EXERCISE: Output every entry exactly as written, but omit the pictures.

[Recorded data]
______________________________

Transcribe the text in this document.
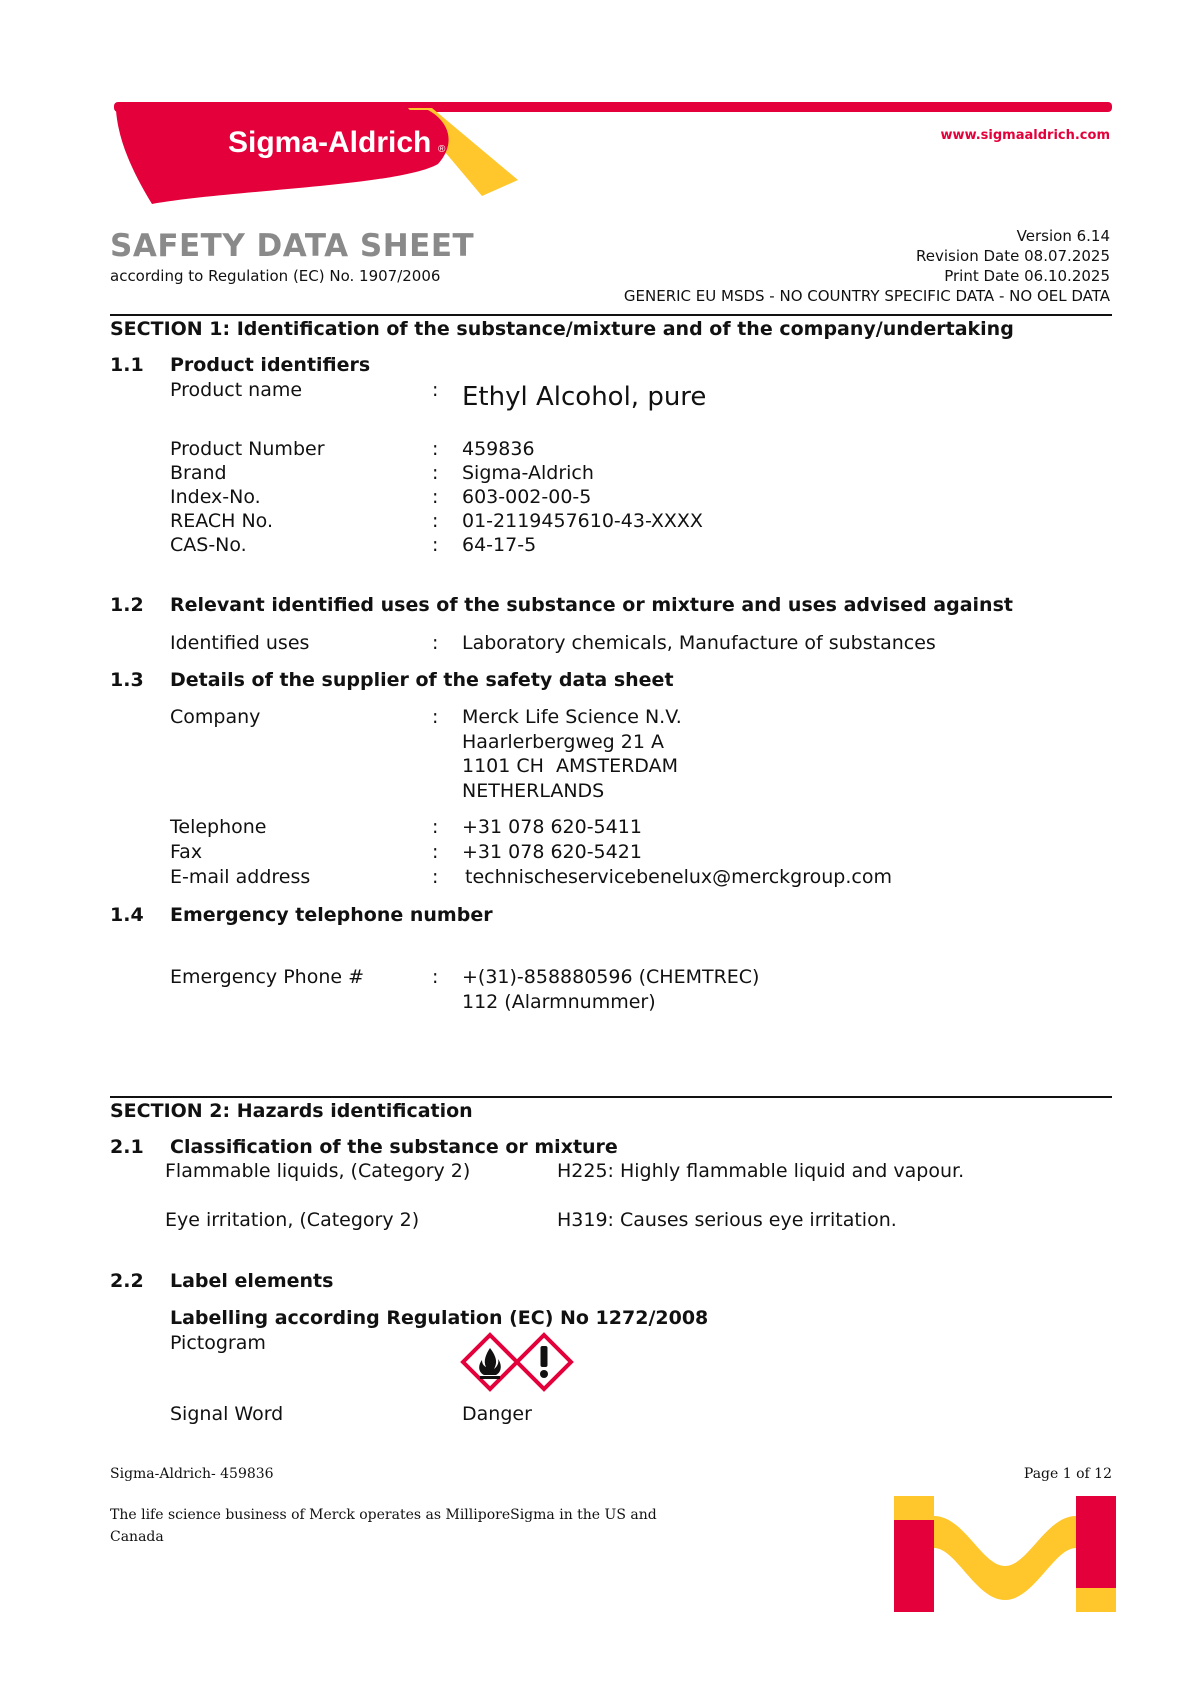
Sigma-Aldrich ®
www.sigmaaldrich.com
SAFETY DATA SHEET
according to Regulation (EC) No. 1907/2006
Version 6.14
Revision Date 08.07.2025
Print Date 06.10.2025
GENERIC EU MSDS - NO COUNTRY SPECIFIC DATA - NO OEL DATA
SECTION 1: Identification of the substance/mixture and of the company/undertaking
1.1 Product identifiers
Product name	: Ethyl Alcohol, pure
Product Number	: 459836
Brand	: Sigma-Aldrich
Index-No.	: 603-002-00-5
REACH No.	: 01-2119457610-43-XXXX
CAS-No.	: 64-17-5
1.2 Relevant identified uses of the substance or mixture and uses advised against
Identified uses	: Laboratory chemicals, Manufacture of substances
1.3 Details of the supplier of the safety data sheet
Company	: Merck Life Science N.V.
Haarlerbergweg 21 A
1101 CH  AMSTERDAM
NETHERLANDS
Telephone	: +31 078 620-5411
Fax	: +31 078 620-5421
E-mail address	: technischeservicebenelux@merckgroup.com
1.4 Emergency telephone number
Emergency Phone #	: +(31)-858880596 (CHEMTREC)
112 (Alarmnummer)
SECTION 2: Hazards identification
2.1 Classification of the substance or mixture
Flammable liquids, (Category 2)	H225: Highly flammable liquid and vapour.
Eye irritation, (Category 2)	H319: Causes serious eye irritation.
2.2 Label elements
Labelling according Regulation (EC) No 1272/2008
Pictogram
Signal Word	Danger
Sigma-Aldrich- 459836	Page 1 of 12
The life science business of Merck operates as MilliporeSigma in the US and Canada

______________________________

REPLY:
Transcribe the text in this document.
Sigma-Aldrich ®
www.sigmaaldrich.com
SAFETY DATA SHEET
according to Regulation (EC) No. 1907/2006
Version 6.14
Revision Date 08.07.2025
Print Date 06.10.2025
GENERIC EU MSDS - NO COUNTRY SPECIFIC DATA - NO OEL DATA
SECTION 1: Identification of the substance/mixture and of the company/undertaking
1.1 Product identifiers
Product name	: Ethyl Alcohol, pure
Product Number	: 459836
Brand	: Sigma-Aldrich
Index-No.	: 603-002-00-5
REACH No.	: 01-2119457610-43-XXXX
CAS-No.	: 64-17-5
1.2 Relevant identified uses of the substance or mixture and uses advised against
Identified uses	: Laboratory chemicals, Manufacture of substances
1.3 Details of the supplier of the safety data sheet
Company	: Merck Life Science N.V.
Haarlerbergweg 21 A
1101 CH  AMSTERDAM
NETHERLANDS
Telephone	: +31 078 620-5411
Fax	: +31 078 620-5421
E-mail address	: technischeservicebenelux@merckgroup.com
1.4 Emergency telephone number
Emergency Phone #	: +(31)-858880596 (CHEMTREC)
112 (Alarmnummer)
SECTION 2: Hazards identification
2.1 Classification of the substance or mixture
Flammable liquids, (Category 2)	H225: Highly flammable liquid and vapour.
Eye irritation, (Category 2)	H319: Causes serious eye irritation.
2.2 Label elements
Labelling according Regulation (EC) No 1272/2008
Pictogram
Signal Word	Danger
Sigma-Aldrich- 459836	Page 1 of 12
The life science business of Merck operates as MilliporeSigma in the US and Canada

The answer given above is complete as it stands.